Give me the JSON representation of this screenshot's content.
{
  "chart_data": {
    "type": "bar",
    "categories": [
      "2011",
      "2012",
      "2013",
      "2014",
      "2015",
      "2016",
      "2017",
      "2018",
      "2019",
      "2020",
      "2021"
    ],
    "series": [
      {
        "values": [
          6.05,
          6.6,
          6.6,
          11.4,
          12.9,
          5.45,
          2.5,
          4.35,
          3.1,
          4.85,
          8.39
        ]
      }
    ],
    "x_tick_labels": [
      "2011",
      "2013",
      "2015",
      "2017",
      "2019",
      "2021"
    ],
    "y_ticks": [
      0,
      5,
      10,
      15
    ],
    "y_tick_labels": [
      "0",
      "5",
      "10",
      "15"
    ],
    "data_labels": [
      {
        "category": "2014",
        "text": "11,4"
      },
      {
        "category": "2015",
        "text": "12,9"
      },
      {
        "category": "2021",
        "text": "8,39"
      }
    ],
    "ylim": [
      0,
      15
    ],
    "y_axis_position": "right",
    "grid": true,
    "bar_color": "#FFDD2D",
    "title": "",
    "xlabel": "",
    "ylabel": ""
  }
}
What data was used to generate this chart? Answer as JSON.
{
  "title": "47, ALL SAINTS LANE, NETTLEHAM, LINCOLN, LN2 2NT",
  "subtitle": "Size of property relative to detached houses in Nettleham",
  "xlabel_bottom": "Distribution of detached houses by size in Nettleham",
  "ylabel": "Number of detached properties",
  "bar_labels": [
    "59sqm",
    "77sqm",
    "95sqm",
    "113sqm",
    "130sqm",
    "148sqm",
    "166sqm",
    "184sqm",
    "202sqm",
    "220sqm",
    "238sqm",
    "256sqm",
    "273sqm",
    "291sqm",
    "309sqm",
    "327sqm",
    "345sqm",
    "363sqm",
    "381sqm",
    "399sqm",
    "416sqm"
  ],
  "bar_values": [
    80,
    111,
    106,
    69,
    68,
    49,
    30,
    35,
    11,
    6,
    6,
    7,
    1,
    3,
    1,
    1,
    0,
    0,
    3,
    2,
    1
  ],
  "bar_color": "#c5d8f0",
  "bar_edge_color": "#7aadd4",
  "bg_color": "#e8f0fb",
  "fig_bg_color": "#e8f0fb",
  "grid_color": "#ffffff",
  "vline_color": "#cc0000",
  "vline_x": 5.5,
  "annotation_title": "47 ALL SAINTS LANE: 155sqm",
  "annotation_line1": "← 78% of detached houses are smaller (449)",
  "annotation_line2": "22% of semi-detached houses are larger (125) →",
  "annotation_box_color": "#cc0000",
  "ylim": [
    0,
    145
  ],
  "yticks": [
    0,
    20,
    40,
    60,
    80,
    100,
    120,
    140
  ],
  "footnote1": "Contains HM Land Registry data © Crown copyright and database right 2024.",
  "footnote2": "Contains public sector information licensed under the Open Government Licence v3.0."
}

----------------

**Directions for this task**
Copy out the full listing exactly.

**Output**
Give me the JSON representation of this screenshot's content.
{
  "chart_data": {
    "type": "bar",
    "categories": [
      "2011",
      "2012",
      "2013",
      "2014",
      "2015",
      "2016",
      "2017",
      "2018",
      "2019",
      "2020",
      "2021"
    ],
    "series": [
      {
        "values": [
          6.05,
          6.6,
          6.6,
          11.4,
          12.9,
          5.45,
          2.5,
          4.35,
          3.1,
          4.85,
          8.39
        ]
      }
    ],
    "x_tick_labels": [
      "2011",
      "2013",
      "2015",
      "2017",
      "2019",
      "2021"
    ],
    "y_ticks": [
      0,
      5,
      10,
      15
    ],
    "y_tick_labels": [
      "0",
      "5",
      "10",
      "15"
    ],
    "data_labels": [
      {
        "category": "2014",
        "text": "11,4"
      },
      {
        "category": "2015",
        "text": "12,9"
      },
      {
        "category": "2021",
        "text": "8,39"
      }
    ],
    "ylim": [
      0,
      15
    ],
    "y_axis_position": "right",
    "grid": true,
    "bar_color": "#FFDD2D",
    "title": "",
    "xlabel": "",
    "ylabel": ""
  }
}
What data was used to generate this chart? Answer as JSON.
{
  "title": "47, ALL SAINTS LANE, NETTLEHAM, LINCOLN, LN2 2NT",
  "subtitle": "Size of property relative to detached houses in Nettleham",
  "xlabel_bottom": "Distribution of detached houses by size in Nettleham",
  "ylabel": "Number of detached properties",
  "bar_labels": [
    "59sqm",
    "77sqm",
    "95sqm",
    "113sqm",
    "130sqm",
    "148sqm",
    "166sqm",
    "184sqm",
    "202sqm",
    "220sqm",
    "238sqm",
    "256sqm",
    "273sqm",
    "291sqm",
    "309sqm",
    "327sqm",
    "345sqm",
    "363sqm",
    "381sqm",
    "399sqm",
    "416sqm"
  ],
  "bar_values": [
    80,
    111,
    106,
    69,
    68,
    49,
    30,
    35,
    11,
    6,
    6,
    7,
    1,
    3,
    1,
    1,
    0,
    0,
    3,
    2,
    1
  ],
  "bar_color": "#c5d8f0",
  "bar_edge_color": "#7aadd4",
  "bg_color": "#e8f0fb",
  "fig_bg_color": "#e8f0fb",
  "grid_color": "#ffffff",
  "vline_color": "#cc0000",
  "vline_x": 5.5,
  "annotation_title": "47 ALL SAINTS LANE: 155sqm",
  "annotation_line1": "← 78% of detached houses are smaller (449)",
  "annotation_line2": "22% of semi-detached houses are larger (125) →",
  "annotation_box_color": "#cc0000",
  "ylim": [
    0,
    145
  ],
  "yticks": [
    0,
    20,
    40,
    60,
    80,
    100,
    120,
    140
  ],
  "footnote1": "Contains HM Land Registry data © Crown copyright and database right 2024.",
  "footnote2": "Contains public sector information licensed under the Open Government Licence v3.0."
}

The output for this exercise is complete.